### PROBLEM REQUIREMENTS
From the entries below, report how many lines contain the string "αὕτη". Give only that number.

-- START --

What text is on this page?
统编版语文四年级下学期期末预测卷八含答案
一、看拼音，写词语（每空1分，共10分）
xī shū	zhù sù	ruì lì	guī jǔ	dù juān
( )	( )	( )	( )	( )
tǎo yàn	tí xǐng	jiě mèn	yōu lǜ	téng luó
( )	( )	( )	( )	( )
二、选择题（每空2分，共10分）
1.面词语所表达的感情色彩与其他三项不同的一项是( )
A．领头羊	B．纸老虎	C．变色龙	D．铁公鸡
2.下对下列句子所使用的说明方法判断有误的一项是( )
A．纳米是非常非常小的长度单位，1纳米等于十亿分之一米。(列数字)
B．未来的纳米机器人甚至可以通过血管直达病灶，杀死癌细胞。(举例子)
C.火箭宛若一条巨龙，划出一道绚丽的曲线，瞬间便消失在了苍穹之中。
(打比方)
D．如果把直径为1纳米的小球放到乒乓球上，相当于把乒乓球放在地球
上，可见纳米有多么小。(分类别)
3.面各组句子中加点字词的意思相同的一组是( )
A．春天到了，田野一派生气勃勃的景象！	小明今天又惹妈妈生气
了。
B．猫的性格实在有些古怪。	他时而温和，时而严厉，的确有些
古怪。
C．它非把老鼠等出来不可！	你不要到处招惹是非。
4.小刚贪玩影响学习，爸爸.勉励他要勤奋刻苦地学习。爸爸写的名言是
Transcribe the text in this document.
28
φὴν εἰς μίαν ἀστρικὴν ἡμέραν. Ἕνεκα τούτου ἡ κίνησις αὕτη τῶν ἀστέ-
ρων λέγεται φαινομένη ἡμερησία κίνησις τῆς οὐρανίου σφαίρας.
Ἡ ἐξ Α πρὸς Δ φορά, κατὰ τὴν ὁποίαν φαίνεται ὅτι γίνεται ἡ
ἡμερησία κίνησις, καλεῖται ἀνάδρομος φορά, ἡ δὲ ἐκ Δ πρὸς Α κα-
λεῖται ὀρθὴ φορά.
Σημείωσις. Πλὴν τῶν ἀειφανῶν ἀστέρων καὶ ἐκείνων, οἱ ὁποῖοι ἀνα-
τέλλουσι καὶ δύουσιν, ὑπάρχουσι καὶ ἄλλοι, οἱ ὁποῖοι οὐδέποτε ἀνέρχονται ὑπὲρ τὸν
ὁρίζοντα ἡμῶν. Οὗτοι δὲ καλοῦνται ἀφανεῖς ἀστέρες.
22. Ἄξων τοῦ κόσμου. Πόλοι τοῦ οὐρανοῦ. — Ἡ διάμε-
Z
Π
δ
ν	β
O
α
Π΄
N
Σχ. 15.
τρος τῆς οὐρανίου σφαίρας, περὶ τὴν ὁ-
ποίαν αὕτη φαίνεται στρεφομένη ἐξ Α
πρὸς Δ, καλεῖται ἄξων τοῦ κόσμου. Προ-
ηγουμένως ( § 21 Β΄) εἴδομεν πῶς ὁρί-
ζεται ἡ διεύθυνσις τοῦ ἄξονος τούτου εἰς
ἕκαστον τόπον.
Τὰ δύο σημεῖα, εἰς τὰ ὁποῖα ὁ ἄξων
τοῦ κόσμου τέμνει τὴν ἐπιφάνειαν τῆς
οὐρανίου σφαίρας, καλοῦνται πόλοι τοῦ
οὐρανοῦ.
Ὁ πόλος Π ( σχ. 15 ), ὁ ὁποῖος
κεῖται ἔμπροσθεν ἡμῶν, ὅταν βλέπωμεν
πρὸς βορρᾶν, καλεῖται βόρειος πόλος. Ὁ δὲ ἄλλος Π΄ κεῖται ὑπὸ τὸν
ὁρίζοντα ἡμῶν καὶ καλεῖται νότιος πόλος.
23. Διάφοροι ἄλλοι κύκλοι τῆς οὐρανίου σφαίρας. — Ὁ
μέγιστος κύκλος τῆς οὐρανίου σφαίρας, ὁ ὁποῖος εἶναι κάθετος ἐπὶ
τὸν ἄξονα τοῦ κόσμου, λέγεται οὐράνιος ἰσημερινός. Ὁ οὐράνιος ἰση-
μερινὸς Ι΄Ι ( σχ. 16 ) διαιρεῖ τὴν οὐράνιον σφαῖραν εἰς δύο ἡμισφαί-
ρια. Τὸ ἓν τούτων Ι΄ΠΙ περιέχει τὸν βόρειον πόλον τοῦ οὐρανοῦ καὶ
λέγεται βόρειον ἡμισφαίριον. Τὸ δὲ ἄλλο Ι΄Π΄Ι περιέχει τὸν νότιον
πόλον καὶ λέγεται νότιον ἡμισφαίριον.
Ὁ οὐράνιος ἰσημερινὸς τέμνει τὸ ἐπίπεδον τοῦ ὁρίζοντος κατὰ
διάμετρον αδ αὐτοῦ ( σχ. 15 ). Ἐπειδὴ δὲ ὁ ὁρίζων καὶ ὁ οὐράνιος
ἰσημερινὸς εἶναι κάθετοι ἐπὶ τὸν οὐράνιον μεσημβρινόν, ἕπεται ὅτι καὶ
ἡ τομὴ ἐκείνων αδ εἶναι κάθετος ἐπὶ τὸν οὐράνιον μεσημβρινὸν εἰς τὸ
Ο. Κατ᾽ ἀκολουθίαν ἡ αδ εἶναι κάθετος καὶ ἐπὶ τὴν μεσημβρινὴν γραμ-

-- END --

### TASK OUTPUT
2